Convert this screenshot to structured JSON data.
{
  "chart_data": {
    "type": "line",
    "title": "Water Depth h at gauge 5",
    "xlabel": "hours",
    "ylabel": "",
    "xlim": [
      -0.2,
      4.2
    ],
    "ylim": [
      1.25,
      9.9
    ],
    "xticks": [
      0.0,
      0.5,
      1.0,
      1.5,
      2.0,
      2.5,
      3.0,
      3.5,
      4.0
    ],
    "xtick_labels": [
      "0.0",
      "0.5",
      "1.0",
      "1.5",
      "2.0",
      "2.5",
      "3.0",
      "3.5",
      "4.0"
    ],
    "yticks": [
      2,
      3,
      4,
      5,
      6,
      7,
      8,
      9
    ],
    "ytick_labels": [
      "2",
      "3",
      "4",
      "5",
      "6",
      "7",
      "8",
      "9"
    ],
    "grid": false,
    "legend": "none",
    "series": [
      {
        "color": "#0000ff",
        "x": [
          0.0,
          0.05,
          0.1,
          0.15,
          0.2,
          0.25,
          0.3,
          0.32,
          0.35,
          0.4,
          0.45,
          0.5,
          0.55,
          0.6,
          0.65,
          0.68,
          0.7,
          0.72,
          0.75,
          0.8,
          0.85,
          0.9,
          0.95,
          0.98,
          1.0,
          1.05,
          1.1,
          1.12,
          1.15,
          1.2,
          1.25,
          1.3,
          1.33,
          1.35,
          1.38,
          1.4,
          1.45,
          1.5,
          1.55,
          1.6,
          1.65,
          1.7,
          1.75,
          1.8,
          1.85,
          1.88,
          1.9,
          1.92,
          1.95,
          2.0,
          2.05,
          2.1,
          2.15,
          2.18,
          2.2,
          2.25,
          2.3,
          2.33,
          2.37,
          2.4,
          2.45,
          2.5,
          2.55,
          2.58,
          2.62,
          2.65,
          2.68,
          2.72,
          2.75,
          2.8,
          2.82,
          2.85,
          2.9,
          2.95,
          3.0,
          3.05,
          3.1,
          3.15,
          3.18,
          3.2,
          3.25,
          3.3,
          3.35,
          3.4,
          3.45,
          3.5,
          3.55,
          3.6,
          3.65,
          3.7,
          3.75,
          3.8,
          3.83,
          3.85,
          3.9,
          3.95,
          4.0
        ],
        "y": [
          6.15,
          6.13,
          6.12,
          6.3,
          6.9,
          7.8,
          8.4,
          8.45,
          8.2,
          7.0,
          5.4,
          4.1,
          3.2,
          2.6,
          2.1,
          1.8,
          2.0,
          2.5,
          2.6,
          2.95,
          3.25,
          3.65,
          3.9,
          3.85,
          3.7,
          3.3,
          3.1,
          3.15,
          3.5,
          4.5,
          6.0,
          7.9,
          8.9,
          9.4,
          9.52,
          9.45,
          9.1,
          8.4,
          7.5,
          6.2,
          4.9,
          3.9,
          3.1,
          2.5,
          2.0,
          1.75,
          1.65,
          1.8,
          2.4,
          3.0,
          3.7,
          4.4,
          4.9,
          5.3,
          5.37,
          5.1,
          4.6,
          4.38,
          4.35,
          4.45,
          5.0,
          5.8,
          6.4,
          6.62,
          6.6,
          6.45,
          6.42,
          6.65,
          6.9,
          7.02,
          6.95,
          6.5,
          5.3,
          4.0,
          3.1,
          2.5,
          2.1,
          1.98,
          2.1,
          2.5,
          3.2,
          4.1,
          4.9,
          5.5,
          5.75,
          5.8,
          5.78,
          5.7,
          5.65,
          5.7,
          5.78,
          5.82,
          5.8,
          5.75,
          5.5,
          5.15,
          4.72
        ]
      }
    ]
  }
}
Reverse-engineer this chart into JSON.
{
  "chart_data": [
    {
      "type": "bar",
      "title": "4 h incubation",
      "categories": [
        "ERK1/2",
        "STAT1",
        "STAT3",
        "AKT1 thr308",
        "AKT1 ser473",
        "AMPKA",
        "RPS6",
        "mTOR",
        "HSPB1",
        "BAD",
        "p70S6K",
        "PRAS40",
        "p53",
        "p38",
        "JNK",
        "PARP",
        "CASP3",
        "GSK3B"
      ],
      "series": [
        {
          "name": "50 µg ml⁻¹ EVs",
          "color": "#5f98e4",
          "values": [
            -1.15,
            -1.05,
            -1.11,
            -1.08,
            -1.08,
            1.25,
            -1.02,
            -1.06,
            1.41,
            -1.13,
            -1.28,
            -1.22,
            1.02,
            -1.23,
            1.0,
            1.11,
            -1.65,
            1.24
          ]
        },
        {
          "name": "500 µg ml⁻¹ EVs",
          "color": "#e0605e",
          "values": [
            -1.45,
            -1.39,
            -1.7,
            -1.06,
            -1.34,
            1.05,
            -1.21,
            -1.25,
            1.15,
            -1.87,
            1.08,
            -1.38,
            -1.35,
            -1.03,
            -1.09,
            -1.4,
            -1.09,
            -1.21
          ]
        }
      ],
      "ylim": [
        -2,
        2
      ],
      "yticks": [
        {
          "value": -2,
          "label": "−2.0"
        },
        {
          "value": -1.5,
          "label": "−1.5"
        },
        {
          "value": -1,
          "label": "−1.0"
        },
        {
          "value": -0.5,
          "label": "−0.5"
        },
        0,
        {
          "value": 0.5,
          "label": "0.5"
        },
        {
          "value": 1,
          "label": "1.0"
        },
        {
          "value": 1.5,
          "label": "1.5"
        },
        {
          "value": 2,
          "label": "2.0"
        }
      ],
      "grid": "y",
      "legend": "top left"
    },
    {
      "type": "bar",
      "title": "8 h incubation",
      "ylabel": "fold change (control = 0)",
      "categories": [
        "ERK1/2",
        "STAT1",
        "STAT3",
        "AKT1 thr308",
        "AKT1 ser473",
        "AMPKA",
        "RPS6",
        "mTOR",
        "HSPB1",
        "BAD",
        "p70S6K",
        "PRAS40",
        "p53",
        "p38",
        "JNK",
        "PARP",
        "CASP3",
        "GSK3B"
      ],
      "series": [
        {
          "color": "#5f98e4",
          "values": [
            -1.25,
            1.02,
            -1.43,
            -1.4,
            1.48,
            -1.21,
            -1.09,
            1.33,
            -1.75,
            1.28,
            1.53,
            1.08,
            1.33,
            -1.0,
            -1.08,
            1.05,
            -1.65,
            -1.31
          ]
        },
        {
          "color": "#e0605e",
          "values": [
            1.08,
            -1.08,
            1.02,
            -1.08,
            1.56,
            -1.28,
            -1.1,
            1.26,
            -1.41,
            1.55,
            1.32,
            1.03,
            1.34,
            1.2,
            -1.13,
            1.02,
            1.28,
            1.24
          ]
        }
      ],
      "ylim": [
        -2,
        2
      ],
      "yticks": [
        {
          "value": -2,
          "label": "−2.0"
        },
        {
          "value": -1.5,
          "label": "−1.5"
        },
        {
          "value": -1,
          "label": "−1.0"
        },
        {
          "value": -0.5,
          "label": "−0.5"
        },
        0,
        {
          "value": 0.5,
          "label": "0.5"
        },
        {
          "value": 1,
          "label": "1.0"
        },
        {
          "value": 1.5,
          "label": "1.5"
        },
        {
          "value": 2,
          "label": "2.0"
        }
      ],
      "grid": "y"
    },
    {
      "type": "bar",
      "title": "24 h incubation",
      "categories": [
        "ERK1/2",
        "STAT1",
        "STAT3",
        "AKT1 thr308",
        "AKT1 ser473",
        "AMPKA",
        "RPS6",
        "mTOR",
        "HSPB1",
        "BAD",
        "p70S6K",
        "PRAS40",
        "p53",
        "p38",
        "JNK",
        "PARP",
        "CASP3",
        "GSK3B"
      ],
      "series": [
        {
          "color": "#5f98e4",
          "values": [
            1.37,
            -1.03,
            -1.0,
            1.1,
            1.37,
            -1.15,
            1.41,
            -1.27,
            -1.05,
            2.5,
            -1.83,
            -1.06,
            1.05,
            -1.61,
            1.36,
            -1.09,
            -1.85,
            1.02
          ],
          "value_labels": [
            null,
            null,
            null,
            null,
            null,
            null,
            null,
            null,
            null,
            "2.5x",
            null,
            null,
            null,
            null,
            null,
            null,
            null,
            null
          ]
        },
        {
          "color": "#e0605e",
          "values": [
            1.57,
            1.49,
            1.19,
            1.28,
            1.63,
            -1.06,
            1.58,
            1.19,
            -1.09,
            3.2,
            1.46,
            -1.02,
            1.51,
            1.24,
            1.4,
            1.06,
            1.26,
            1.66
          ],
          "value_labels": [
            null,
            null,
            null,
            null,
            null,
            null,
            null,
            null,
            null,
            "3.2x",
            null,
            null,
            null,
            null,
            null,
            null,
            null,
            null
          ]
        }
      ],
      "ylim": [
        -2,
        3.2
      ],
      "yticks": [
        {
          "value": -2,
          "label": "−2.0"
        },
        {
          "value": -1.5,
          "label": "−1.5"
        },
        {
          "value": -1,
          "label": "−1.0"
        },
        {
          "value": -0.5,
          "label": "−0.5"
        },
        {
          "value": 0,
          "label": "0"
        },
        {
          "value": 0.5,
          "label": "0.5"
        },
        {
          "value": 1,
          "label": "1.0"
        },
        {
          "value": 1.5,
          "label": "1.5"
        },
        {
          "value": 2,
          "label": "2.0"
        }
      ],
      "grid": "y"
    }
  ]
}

EXERCISE PROMPT:
Look through the data and show every line containing "title".

SOLUTION TO THE EXERCISE:
    "title": "Water Depth h at gauge 5",
      "title": "4 h incubation",
      "title": "8 h incubation",
      "title": "24 h incubation",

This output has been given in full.